Changes that I like (from traditional companies):

* We're all treated like respectful adults. We're all trusted to manage our personal schedules to meet the expectations we set on an ongoing basis.

* No start and end time. Thus, I'm never "late" for anything. If I feel sleepy and need some extra rest, no big deal. If the subway is acting up, I don't have to panic and notify everyone I'll be "a few minutes late" (obviously if I have some obligations I've set with someone else, like a conf call at 10a or something, I'll have to make alternate arrangements).

* Every* meeting is optional ( _1:1s are not optional). No need to be dragged into things I don't want to do.

_ I can go to a doctors appointment, dentist, etc. without needing to take
"sick time" or ask anyone. I try and schedule it outside of my "normal"
working hours, as I like a core block of time to code, but if not, no big
deal.

* I can run errands (pick up dry cleaning, meet HVAC repairman, etc.) any time of day without asking permission. OR anyone caring.

* No excuses for why stuff didn't get done. If we agree to get X done in an iteration, it's my job to make sure it gets done. If I decide to go to the beach all week and don't take "vacation" then I'm responsible for the work getting done.

* "Marginal" or folks not cutting it won't work out. If you can't meet expectations, you aren't doing your job, and appropriate penalties will apply. There's no place to hide.

Changes I'm still getting used to:

* Folks can work anywhere, whenever. So often I'm the only one in the office (I like to work at my desk - at home I have too many distractions).

* Pairing takes more effort. I have to make sure to schedule pairing sessions otherwise I'm not guaranteed someone will be sitting next to me when I get in the office.

### TASKS
(1) Summarize the post on workplace changes in two sentences.
(2) In the post on workplace changes, why does the writer prefer working at a desk in the office instead of at home?
(3) Reproduce the post on workplace changes word for word from "Changes that I" to "an ongoing basis.".

### RAW DATA
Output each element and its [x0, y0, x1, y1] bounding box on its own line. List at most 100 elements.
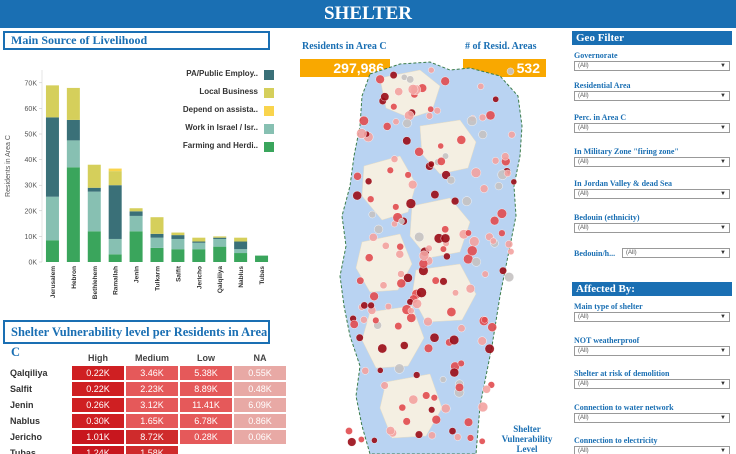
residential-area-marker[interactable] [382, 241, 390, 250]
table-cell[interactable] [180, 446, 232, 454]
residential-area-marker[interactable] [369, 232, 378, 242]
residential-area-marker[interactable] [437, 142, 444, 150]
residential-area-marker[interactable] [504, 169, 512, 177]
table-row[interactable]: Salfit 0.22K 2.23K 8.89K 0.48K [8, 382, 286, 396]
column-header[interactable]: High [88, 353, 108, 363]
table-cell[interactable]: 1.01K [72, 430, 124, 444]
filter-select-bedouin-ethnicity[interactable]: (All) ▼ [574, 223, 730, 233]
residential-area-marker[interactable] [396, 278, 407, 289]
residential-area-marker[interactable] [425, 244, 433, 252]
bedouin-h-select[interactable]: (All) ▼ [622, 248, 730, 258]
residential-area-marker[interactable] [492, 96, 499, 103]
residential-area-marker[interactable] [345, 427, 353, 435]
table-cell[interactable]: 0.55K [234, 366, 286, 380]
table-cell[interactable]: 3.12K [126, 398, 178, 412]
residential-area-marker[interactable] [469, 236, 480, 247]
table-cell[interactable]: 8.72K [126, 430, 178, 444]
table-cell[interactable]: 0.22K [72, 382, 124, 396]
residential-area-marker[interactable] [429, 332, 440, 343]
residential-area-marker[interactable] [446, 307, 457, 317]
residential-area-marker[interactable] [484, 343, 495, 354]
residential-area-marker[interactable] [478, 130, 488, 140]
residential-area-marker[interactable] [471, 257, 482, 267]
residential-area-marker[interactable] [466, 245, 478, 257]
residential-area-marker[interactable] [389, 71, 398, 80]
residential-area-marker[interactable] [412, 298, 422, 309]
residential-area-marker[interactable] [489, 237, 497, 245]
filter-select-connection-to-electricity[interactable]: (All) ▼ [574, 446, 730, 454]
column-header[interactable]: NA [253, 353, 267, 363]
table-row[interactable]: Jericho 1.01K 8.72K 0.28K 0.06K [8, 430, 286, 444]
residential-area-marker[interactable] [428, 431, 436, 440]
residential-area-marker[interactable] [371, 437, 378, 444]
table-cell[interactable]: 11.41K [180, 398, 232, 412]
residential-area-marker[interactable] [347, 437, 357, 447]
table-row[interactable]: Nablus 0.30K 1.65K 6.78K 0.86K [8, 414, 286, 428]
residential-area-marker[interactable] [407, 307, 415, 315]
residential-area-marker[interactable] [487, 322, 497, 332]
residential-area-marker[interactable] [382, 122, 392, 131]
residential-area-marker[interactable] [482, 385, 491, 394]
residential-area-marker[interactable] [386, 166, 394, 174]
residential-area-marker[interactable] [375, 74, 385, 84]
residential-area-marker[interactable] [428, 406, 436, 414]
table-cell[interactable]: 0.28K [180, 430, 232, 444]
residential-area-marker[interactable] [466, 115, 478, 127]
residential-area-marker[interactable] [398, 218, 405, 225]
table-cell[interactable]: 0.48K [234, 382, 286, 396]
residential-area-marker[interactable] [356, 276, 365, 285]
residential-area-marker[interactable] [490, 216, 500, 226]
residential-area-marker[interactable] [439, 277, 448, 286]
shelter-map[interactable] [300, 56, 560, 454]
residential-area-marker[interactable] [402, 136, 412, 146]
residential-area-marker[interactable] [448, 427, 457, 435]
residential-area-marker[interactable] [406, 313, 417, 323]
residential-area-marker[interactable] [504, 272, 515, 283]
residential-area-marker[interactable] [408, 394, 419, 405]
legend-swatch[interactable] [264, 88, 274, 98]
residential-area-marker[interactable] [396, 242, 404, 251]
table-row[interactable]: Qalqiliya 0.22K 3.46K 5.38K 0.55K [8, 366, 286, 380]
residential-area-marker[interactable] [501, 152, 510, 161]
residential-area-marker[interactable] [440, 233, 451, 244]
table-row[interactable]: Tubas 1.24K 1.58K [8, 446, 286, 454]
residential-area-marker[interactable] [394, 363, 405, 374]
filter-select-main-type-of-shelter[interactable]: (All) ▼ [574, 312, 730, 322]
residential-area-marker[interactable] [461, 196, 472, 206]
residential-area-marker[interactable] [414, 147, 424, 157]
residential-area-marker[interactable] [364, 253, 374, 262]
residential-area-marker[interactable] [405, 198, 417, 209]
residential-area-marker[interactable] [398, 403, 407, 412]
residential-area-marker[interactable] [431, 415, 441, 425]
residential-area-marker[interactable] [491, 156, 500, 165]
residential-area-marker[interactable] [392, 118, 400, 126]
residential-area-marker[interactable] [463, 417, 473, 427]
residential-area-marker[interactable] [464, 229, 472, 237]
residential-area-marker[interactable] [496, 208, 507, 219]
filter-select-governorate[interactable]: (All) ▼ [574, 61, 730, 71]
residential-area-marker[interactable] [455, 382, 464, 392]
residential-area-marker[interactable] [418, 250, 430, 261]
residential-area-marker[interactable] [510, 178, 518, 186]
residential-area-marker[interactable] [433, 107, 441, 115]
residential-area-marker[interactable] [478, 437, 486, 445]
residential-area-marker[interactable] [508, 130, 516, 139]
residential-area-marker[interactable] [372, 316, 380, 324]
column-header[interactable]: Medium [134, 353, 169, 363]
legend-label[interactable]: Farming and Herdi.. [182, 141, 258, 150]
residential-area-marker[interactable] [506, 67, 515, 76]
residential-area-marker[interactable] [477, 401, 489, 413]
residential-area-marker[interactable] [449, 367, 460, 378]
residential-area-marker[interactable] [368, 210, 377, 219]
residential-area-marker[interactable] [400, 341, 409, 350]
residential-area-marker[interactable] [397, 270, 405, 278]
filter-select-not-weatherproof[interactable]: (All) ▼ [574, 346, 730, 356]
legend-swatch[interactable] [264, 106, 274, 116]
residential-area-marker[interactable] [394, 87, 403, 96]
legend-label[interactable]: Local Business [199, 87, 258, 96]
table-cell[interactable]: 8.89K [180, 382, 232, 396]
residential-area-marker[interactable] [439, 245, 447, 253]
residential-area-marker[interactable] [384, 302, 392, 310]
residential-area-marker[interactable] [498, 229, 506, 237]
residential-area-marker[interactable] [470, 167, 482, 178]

### SOLUTIONS BY TASK
(1) Compared with traditional companies, the writer likes being trusted to manage their own schedule, having no set start or end time, having optional meetings other than 1:1s, and handling appointments and errands without asking, while being fully responsible for getting agreed work done. The writer is still getting used to often being the only one in the office, since people can work anywhere, and to having to schedule pairing sessions ahead of time.

(2) At home the writer has too many distractions.

(3)
Changes that I like (from traditional companies):

* We're all treated like respectful adults. We're all trusted to manage our personal schedules to meet the expectations we set on an ongoing basis.